Data items
** START **

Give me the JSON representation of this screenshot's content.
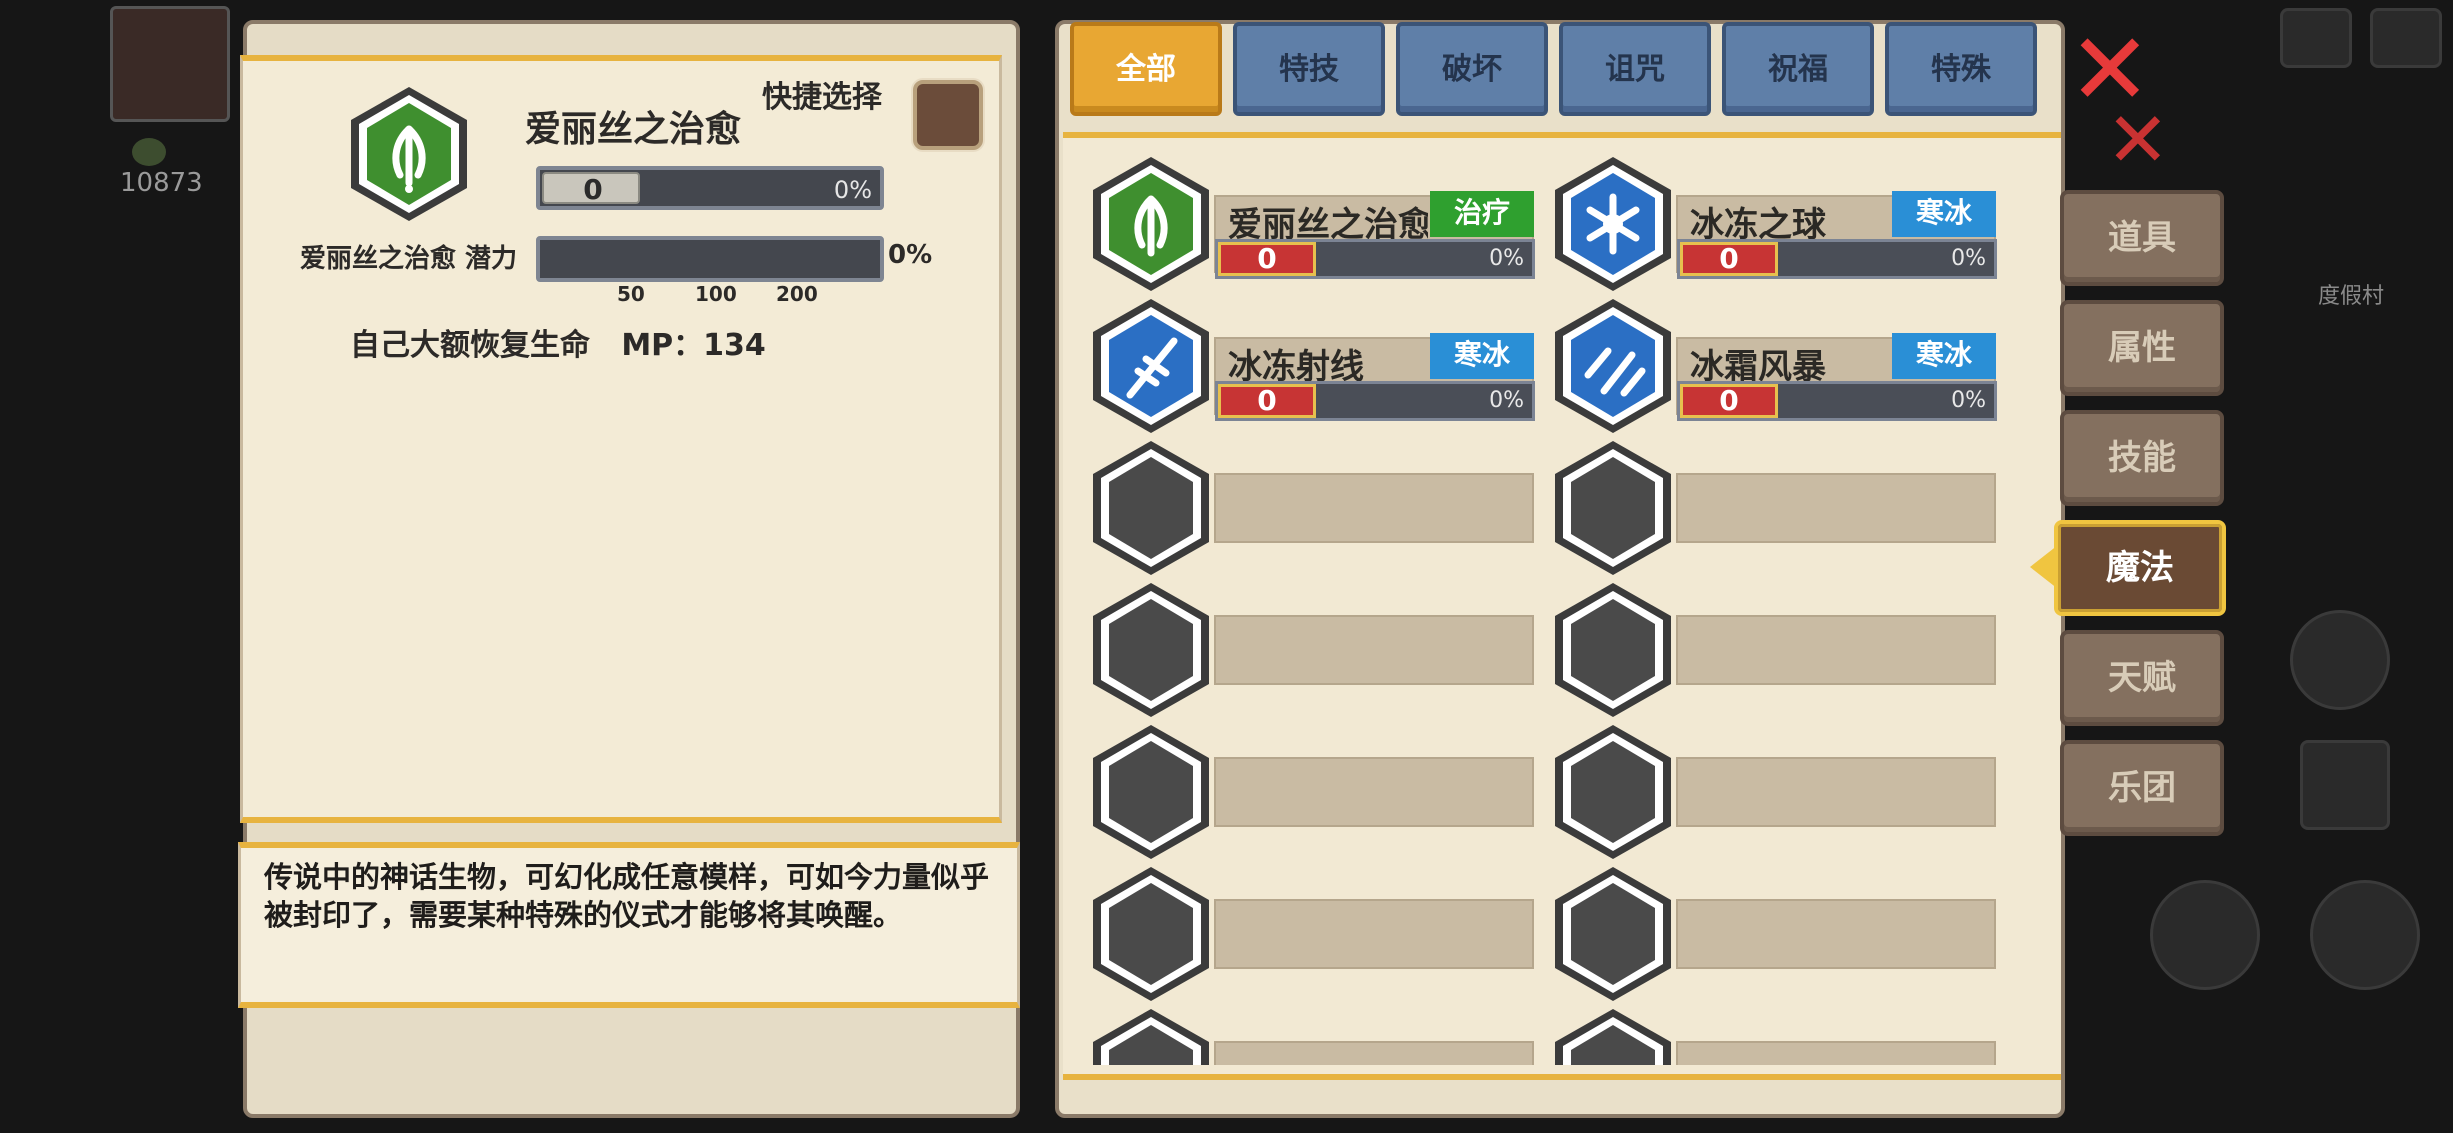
{
  "background": {
    "gold_value": "10873",
    "village_label": "度假村"
  },
  "detail": {
    "skill_name": "爱丽丝之治愈",
    "quick_select_label": "快捷选择",
    "level_value": "0",
    "level_pct": "0%",
    "potential_label": "爱丽丝之治愈 潜力",
    "potential_pct": "0%",
    "potential_ticks": [
      "50",
      "100",
      "200"
    ],
    "effect_text": "自己大额恢复生命   MP：134",
    "lore_text": "传说中的神话生物，可幻化成任意模样，可如今力量似乎被封印了，需要某种特殊的仪式才能够将其唤醒。"
  },
  "category_tabs": [
    "全部",
    "特技",
    "破坏",
    "诅咒",
    "祝福",
    "特殊"
  ],
  "active_category": "全部",
  "skills": [
    {
      "name": "爱丽丝之治愈",
      "tag": "治疗",
      "tag_color": "#2fa02f",
      "level": "0",
      "pct": "0%",
      "icon": "leaf-heal-icon",
      "icon_color": "#3f8f2f"
    },
    {
      "name": "冰冻之球",
      "tag": "寒冰",
      "tag_color": "#2a8fd6",
      "level": "0",
      "pct": "0%",
      "icon": "snowflake-icon",
      "icon_color": "#2b6fc4"
    },
    {
      "name": "冰冻射线",
      "tag": "寒冰",
      "tag_color": "#2a8fd6",
      "level": "0",
      "pct": "0%",
      "icon": "ice-ray-icon",
      "icon_color": "#2b6fc4"
    },
    {
      "name": "冰霜风暴",
      "tag": "寒冰",
      "tag_color": "#2a8fd6",
      "level": "0",
      "pct": "0%",
      "icon": "frost-storm-icon",
      "icon_color": "#2b6fc4"
    }
  ],
  "side_tabs": [
    "道具",
    "属性",
    "技能",
    "魔法",
    "天赋",
    "乐团"
  ],
  "active_side_tab": "魔法"
}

** END **

Repeat everything in the records precisely. Images are excluded from the copy.

Final result
Give me the JSON representation of this screenshot's content.
{
  "background": {
    "gold_value": "10873",
    "village_label": "度假村"
  },
  "detail": {
    "skill_name": "爱丽丝之治愈",
    "quick_select_label": "快捷选择",
    "level_value": "0",
    "level_pct": "0%",
    "potential_label": "爱丽丝之治愈 潜力",
    "potential_pct": "0%",
    "potential_ticks": [
      "50",
      "100",
      "200"
    ],
    "effect_text": "自己大额恢复生命   MP：134",
    "lore_text": "传说中的神话生物，可幻化成任意模样，可如今力量似乎被封印了，需要某种特殊的仪式才能够将其唤醒。"
  },
  "category_tabs": [
    "全部",
    "特技",
    "破坏",
    "诅咒",
    "祝福",
    "特殊"
  ],
  "active_category": "全部",
  "skills": [
    {
      "name": "爱丽丝之治愈",
      "tag": "治疗",
      "tag_color": "#2fa02f",
      "level": "0",
      "pct": "0%",
      "icon": "leaf-heal-icon",
      "icon_color": "#3f8f2f"
    },
    {
      "name": "冰冻之球",
      "tag": "寒冰",
      "tag_color": "#2a8fd6",
      "level": "0",
      "pct": "0%",
      "icon": "snowflake-icon",
      "icon_color": "#2b6fc4"
    },
    {
      "name": "冰冻射线",
      "tag": "寒冰",
      "tag_color": "#2a8fd6",
      "level": "0",
      "pct": "0%",
      "icon": "ice-ray-icon",
      "icon_color": "#2b6fc4"
    },
    {
      "name": "冰霜风暴",
      "tag": "寒冰",
      "tag_color": "#2a8fd6",
      "level": "0",
      "pct": "0%",
      "icon": "frost-storm-icon",
      "icon_color": "#2b6fc4"
    }
  ],
  "side_tabs": [
    "道具",
    "属性",
    "技能",
    "魔法",
    "天赋",
    "乐团"
  ],
  "active_side_tab": "魔法"
}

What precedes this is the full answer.